## Short task
Check every line of the material below for the string "Mini", and return the ones that have it.

** BEGIN Records to process **

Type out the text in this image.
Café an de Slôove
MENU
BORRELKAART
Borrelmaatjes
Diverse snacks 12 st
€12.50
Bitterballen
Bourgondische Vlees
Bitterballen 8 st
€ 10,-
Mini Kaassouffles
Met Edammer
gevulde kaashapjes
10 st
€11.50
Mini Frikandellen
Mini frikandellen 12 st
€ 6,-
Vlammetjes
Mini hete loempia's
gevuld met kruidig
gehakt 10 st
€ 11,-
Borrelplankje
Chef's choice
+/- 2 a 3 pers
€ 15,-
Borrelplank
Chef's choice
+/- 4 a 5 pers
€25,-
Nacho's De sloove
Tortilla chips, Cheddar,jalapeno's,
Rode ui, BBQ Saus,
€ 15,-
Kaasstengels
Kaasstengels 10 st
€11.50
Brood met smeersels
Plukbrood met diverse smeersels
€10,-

** END Records to process **

## Completed task
Mini Kaassouffles
Mini Frikandellen
Mini frikandellen 12 st
Mini hete loempia's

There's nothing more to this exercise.